**Work to do**
Write out the complete material exactly as it stands.

**Data lines**
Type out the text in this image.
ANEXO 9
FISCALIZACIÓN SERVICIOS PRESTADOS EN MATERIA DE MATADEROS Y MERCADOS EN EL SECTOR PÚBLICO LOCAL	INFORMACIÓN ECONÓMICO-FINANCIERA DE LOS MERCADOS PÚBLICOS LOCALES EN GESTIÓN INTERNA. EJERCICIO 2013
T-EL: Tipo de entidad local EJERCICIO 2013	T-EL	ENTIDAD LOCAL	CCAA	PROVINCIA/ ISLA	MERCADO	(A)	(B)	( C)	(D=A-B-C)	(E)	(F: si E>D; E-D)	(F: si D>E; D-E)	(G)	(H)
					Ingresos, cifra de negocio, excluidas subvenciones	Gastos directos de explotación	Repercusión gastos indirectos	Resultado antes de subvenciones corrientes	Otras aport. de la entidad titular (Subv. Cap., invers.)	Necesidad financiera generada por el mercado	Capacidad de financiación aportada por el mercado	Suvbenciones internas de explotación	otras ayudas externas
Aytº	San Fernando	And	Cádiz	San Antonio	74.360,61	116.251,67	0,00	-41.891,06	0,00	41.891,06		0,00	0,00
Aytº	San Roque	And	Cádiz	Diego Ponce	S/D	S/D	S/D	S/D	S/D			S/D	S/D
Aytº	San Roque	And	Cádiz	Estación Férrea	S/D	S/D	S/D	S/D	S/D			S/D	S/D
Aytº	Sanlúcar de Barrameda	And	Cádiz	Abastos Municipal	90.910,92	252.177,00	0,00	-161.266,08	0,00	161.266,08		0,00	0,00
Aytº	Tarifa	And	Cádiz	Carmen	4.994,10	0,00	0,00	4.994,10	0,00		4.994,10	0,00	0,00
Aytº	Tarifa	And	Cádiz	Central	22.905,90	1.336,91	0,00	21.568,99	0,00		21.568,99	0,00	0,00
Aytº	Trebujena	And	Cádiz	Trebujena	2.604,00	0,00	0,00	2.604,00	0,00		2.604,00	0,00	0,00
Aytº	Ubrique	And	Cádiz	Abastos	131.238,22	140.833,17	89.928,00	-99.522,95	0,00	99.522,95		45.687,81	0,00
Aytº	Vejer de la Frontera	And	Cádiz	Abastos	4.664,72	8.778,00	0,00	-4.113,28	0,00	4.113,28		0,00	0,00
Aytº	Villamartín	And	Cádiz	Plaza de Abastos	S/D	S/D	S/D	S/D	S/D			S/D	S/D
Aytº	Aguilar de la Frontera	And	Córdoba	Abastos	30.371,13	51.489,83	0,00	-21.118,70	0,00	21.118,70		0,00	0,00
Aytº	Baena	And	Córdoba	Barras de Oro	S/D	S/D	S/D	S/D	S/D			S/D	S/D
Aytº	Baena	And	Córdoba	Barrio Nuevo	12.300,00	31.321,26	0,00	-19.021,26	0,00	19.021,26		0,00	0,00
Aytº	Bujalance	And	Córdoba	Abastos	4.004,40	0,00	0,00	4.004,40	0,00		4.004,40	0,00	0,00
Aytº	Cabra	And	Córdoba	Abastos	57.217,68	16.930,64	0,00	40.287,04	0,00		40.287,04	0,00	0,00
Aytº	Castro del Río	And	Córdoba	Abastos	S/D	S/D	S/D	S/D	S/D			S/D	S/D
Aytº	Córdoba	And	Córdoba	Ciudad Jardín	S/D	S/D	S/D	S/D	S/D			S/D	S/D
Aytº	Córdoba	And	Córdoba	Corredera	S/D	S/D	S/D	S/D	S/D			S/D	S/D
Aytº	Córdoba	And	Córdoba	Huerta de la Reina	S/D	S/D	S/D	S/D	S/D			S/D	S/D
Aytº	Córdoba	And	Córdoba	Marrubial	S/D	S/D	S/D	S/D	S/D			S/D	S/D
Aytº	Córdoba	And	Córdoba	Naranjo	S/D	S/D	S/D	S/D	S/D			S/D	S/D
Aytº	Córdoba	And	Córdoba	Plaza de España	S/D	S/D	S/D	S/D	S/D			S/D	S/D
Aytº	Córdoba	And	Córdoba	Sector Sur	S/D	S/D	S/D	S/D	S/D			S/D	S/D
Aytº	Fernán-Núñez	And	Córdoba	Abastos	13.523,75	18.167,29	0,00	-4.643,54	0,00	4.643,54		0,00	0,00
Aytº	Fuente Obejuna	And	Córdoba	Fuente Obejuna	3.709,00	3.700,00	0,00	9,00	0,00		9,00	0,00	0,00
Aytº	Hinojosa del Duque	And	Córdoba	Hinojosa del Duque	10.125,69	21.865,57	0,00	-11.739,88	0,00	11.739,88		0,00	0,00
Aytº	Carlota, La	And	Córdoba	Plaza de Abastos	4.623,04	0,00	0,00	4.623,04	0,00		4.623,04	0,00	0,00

**Solution to this task**
Type out the text in this image.
ANEXO 9
FISCALIZACIÓN SERVICIOS PRESTADOS EN MATERIA DE MATADEROS Y MERCADOS EN EL SECTOR PÚBLICO LOCAL	INFORMACIÓN ECONÓMICO-FINANCIERA DE LOS MERCADOS PÚBLICOS LOCALES EN GESTIÓN INTERNA. EJERCICIO 2013
T-EL: Tipo de entidad local EJERCICIO 2013	T-EL	ENTIDAD LOCAL	CCAA	PROVINCIA/ ISLA	MERCADO	(A)	(B)	( C)	(D=A-B-C)	(E)	(F: si E>D; E-D)	(F: si D>E; D-E)	(G)	(H)
					Ingresos, cifra de negocio, excluidas subvenciones	Gastos directos de explotación	Repercusión gastos indirectos	Resultado antes de subvenciones corrientes	Otras aport. de la entidad titular (Subv. Cap., invers.)	Necesidad financiera generada por el mercado	Capacidad de financiación aportada por el mercado	Suvbenciones internas de explotación	otras ayudas externas
Aytº	San Fernando	And	Cádiz	San Antonio	74.360,61	116.251,67	0,00	-41.891,06	0,00	41.891,06		0,00	0,00
Aytº	San Roque	And	Cádiz	Diego Ponce	S/D	S/D	S/D	S/D	S/D			S/D	S/D
Aytº	San Roque	And	Cádiz	Estación Férrea	S/D	S/D	S/D	S/D	S/D			S/D	S/D
Aytº	Sanlúcar de Barrameda	And	Cádiz	Abastos Municipal	90.910,92	252.177,00	0,00	-161.266,08	0,00	161.266,08		0,00	0,00
Aytº	Tarifa	And	Cádiz	Carmen	4.994,10	0,00	0,00	4.994,10	0,00		4.994,10	0,00	0,00
Aytº	Tarifa	And	Cádiz	Central	22.905,90	1.336,91	0,00	21.568,99	0,00		21.568,99	0,00	0,00
Aytº	Trebujena	And	Cádiz	Trebujena	2.604,00	0,00	0,00	2.604,00	0,00		2.604,00	0,00	0,00
Aytº	Ubrique	And	Cádiz	Abastos	131.238,22	140.833,17	89.928,00	-99.522,95	0,00	99.522,95		45.687,81	0,00
Aytº	Vejer de la Frontera	And	Cádiz	Abastos	4.664,72	8.778,00	0,00	-4.113,28	0,00	4.113,28		0,00	0,00
Aytº	Villamartín	And	Cádiz	Plaza de Abastos	S/D	S/D	S/D	S/D	S/D			S/D	S/D
Aytº	Aguilar de la Frontera	And	Córdoba	Abastos	30.371,13	51.489,83	0,00	-21.118,70	0,00	21.118,70		0,00	0,00
Aytº	Baena	And	Córdoba	Barras de Oro	S/D	S/D	S/D	S/D	S/D			S/D	S/D
Aytº	Baena	And	Córdoba	Barrio Nuevo	12.300,00	31.321,26	0,00	-19.021,26	0,00	19.021,26		0,00	0,00
Aytº	Bujalance	And	Córdoba	Abastos	4.004,40	0,00	0,00	4.004,40	0,00		4.004,40	0,00	0,00
Aytº	Cabra	And	Córdoba	Abastos	57.217,68	16.930,64	0,00	40.287,04	0,00		40.287,04	0,00	0,00
Aytº	Castro del Río	And	Córdoba	Abastos	S/D	S/D	S/D	S/D	S/D			S/D	S/D
Aytº	Córdoba	And	Córdoba	Ciudad Jardín	S/D	S/D	S/D	S/D	S/D			S/D	S/D
Aytº	Córdoba	And	Córdoba	Corredera	S/D	S/D	S/D	S/D	S/D			S/D	S/D
Aytº	Córdoba	And	Córdoba	Huerta de la Reina	S/D	S/D	S/D	S/D	S/D			S/D	S/D
Aytº	Córdoba	And	Córdoba	Marrubial	S/D	S/D	S/D	S/D	S/D			S/D	S/D
Aytº	Córdoba	And	Córdoba	Naranjo	S/D	S/D	S/D	S/D	S/D			S/D	S/D
Aytº	Córdoba	And	Córdoba	Plaza de España	S/D	S/D	S/D	S/D	S/D			S/D	S/D
Aytº	Córdoba	And	Córdoba	Sector Sur	S/D	S/D	S/D	S/D	S/D			S/D	S/D
Aytº	Fernán-Núñez	And	Córdoba	Abastos	13.523,75	18.167,29	0,00	-4.643,54	0,00	4.643,54		0,00	0,00
Aytº	Fuente Obejuna	And	Córdoba	Fuente Obejuna	3.709,00	3.700,00	0,00	9,00	0,00		9,00	0,00	0,00
Aytº	Hinojosa del Duque	And	Córdoba	Hinojosa del Duque	10.125,69	21.865,57	0,00	-11.739,88	0,00	11.739,88		0,00	0,00
Aytº	Carlota, La	And	Córdoba	Plaza de Abastos	4.623,04	0,00	0,00	4.623,04	0,00		4.623,04	0,00	0,00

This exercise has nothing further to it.